Dataset rows:

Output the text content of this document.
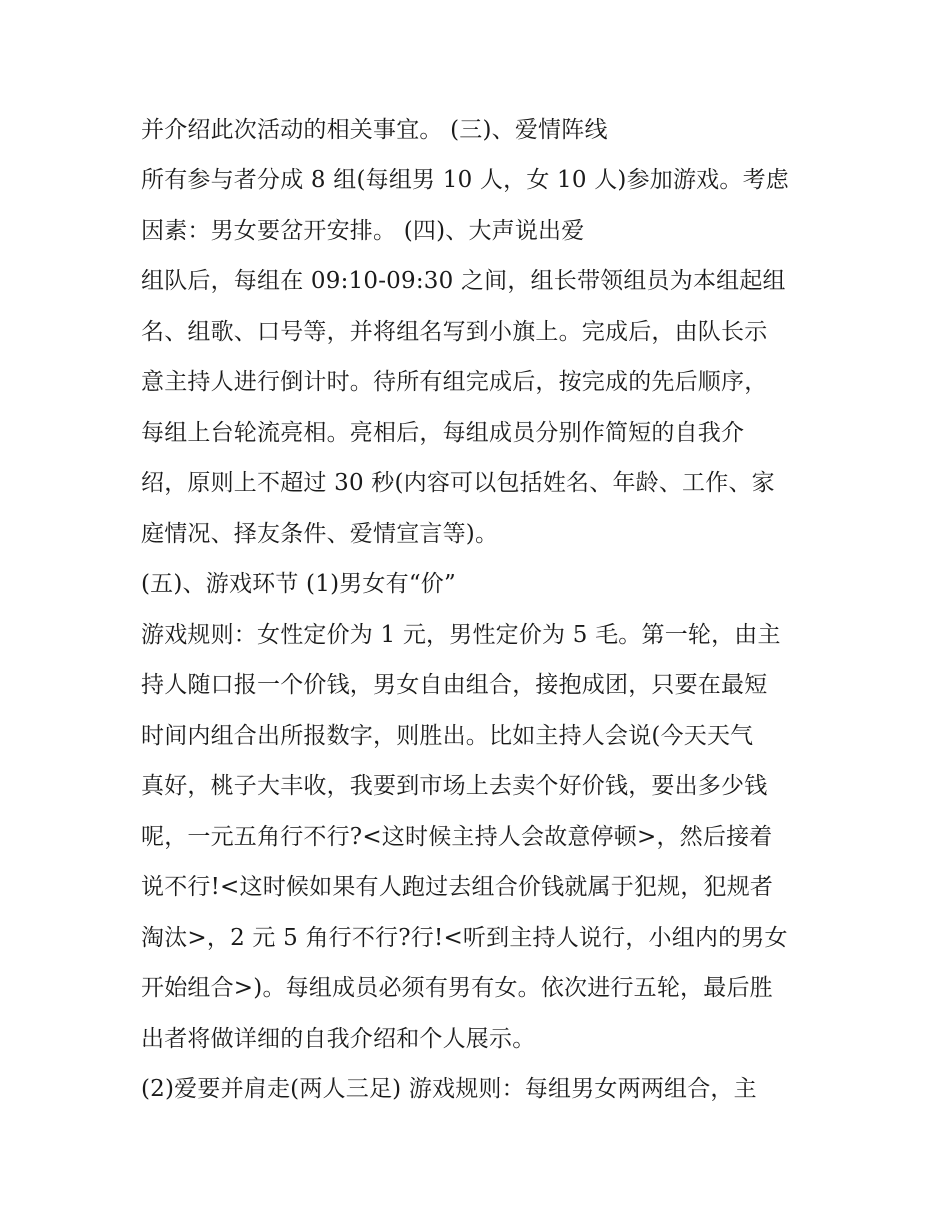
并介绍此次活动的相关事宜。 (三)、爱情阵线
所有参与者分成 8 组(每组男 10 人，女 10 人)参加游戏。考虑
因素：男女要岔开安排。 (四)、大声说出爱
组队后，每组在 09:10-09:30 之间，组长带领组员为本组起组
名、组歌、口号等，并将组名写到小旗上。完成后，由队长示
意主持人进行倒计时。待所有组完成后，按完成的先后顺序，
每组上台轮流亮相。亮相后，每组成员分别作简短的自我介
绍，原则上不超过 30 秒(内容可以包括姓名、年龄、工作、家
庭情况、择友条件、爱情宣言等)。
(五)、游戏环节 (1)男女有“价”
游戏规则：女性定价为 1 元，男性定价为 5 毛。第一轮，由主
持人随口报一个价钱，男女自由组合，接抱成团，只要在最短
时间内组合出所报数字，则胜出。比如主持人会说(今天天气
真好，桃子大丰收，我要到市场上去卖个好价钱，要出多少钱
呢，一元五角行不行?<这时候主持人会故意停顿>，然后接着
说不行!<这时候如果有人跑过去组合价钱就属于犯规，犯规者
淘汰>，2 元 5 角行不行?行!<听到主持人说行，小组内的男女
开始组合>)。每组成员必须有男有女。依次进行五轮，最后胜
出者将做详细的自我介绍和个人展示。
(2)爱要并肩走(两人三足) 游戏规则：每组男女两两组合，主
...
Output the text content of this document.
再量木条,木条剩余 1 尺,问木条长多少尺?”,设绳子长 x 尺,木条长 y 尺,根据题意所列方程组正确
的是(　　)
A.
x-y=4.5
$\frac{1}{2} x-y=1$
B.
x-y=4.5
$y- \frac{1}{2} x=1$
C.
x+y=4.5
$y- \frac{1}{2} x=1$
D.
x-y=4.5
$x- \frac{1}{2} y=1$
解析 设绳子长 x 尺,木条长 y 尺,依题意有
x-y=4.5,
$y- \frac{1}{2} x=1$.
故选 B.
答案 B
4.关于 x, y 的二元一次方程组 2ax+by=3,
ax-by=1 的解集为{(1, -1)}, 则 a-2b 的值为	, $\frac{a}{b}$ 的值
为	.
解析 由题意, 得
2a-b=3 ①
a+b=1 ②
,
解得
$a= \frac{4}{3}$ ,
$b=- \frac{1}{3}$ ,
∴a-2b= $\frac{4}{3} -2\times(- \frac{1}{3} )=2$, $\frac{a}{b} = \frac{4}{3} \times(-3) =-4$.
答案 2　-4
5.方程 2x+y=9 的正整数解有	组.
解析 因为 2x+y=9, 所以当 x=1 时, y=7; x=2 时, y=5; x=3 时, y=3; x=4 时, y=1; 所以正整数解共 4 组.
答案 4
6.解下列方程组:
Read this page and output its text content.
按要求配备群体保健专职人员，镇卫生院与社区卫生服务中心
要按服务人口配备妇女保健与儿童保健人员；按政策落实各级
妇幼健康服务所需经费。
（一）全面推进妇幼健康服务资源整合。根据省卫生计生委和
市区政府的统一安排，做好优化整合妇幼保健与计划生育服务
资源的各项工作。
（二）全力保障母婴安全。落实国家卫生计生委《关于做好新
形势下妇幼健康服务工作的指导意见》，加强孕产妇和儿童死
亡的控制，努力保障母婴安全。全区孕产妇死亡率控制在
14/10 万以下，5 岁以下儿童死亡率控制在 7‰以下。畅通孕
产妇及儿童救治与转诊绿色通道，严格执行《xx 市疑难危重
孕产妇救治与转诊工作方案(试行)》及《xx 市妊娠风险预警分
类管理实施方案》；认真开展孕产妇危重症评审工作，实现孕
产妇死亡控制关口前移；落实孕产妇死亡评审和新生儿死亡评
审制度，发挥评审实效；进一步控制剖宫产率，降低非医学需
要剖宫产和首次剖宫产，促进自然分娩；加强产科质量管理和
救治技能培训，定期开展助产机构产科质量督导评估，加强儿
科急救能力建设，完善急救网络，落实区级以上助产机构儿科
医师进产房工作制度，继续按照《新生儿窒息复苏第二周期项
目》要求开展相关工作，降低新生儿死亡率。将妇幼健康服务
...
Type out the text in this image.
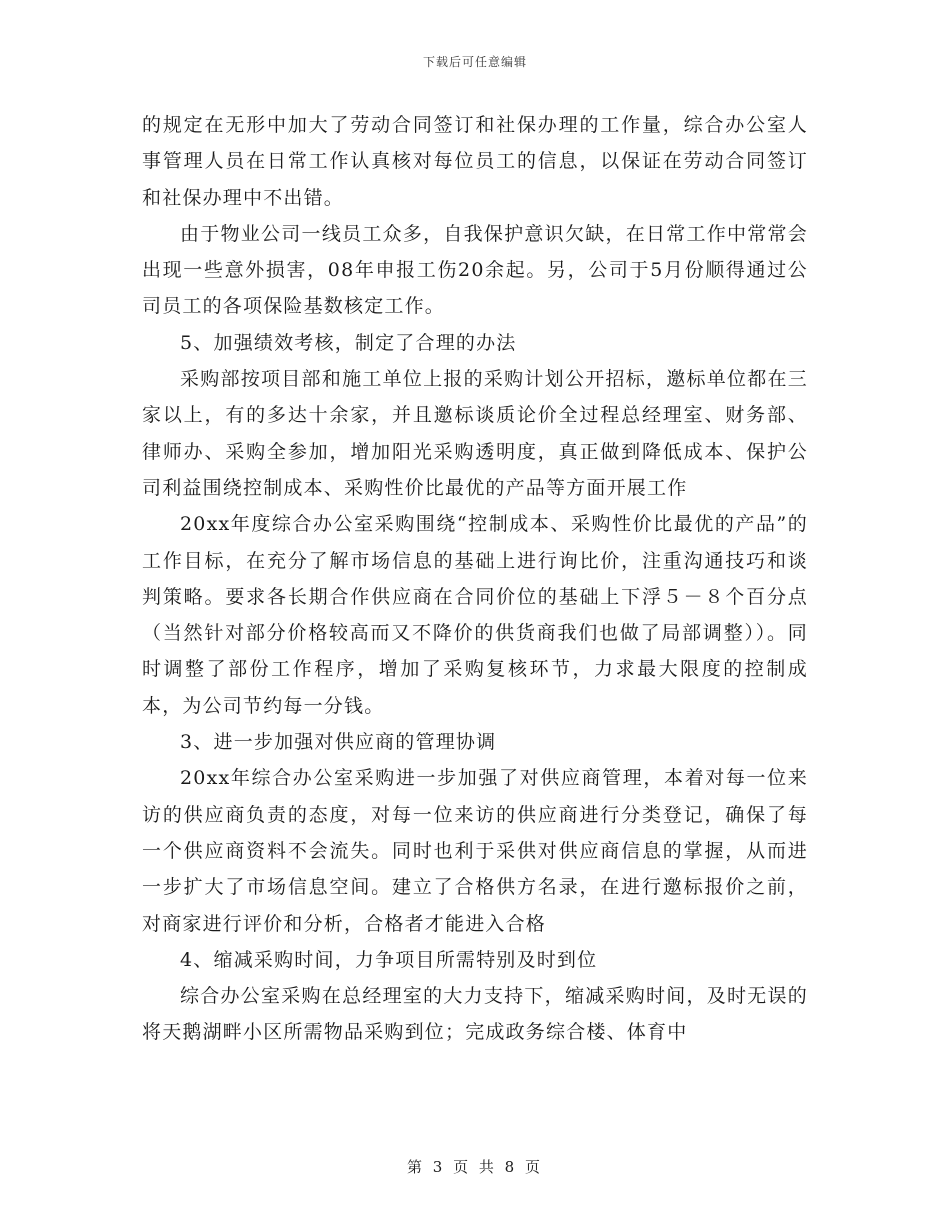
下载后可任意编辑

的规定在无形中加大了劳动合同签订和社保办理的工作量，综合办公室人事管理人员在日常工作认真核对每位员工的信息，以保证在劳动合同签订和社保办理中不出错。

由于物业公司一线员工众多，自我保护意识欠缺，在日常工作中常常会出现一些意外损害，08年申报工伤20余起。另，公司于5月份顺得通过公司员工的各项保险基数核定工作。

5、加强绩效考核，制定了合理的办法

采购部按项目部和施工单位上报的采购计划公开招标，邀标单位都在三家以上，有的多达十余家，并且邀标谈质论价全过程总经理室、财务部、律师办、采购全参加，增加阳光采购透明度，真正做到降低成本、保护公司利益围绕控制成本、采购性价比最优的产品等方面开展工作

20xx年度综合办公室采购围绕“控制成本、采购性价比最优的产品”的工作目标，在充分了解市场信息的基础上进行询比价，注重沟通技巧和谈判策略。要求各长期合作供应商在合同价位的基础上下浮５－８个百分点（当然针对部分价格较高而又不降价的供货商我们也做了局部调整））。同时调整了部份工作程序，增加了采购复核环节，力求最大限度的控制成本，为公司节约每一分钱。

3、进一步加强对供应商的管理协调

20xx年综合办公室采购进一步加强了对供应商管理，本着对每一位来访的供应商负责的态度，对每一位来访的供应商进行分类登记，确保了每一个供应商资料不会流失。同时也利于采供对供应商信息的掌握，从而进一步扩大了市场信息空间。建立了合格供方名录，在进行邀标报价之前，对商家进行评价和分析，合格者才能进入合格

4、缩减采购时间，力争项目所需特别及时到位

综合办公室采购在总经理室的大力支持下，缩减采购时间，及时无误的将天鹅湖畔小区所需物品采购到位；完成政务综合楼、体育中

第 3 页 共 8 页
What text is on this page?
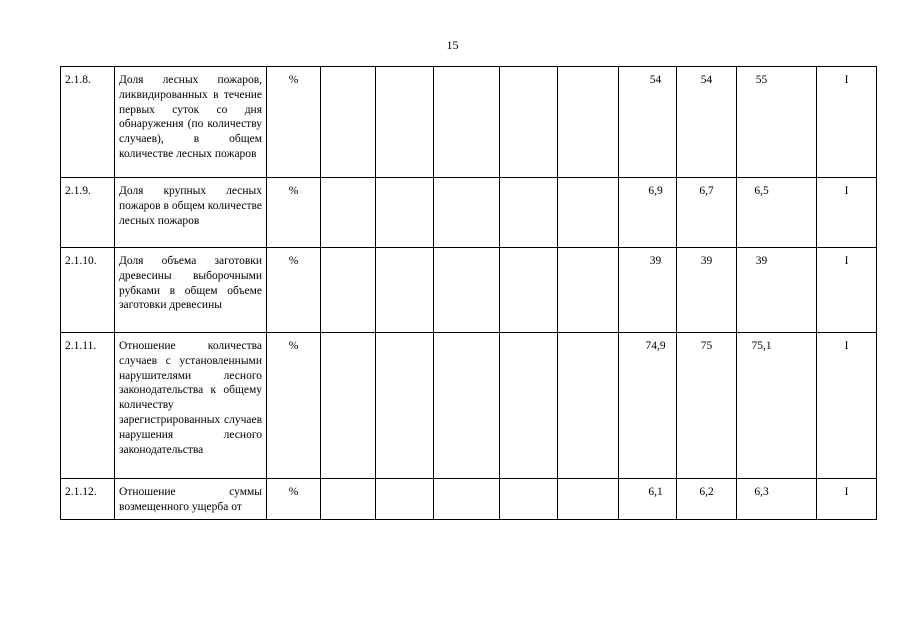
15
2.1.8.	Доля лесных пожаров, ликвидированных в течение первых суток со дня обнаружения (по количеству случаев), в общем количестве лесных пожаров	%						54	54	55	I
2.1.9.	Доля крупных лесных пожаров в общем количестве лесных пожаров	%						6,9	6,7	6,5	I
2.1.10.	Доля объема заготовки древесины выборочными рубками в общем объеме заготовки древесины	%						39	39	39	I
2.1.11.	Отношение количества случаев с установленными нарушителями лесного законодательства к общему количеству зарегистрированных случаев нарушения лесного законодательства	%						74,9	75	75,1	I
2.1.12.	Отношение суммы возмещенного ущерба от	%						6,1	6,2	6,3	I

Aim of the exercise → Count the lines in which the string "пожаров" appears, then report only that figure.

Response for this exercise → 2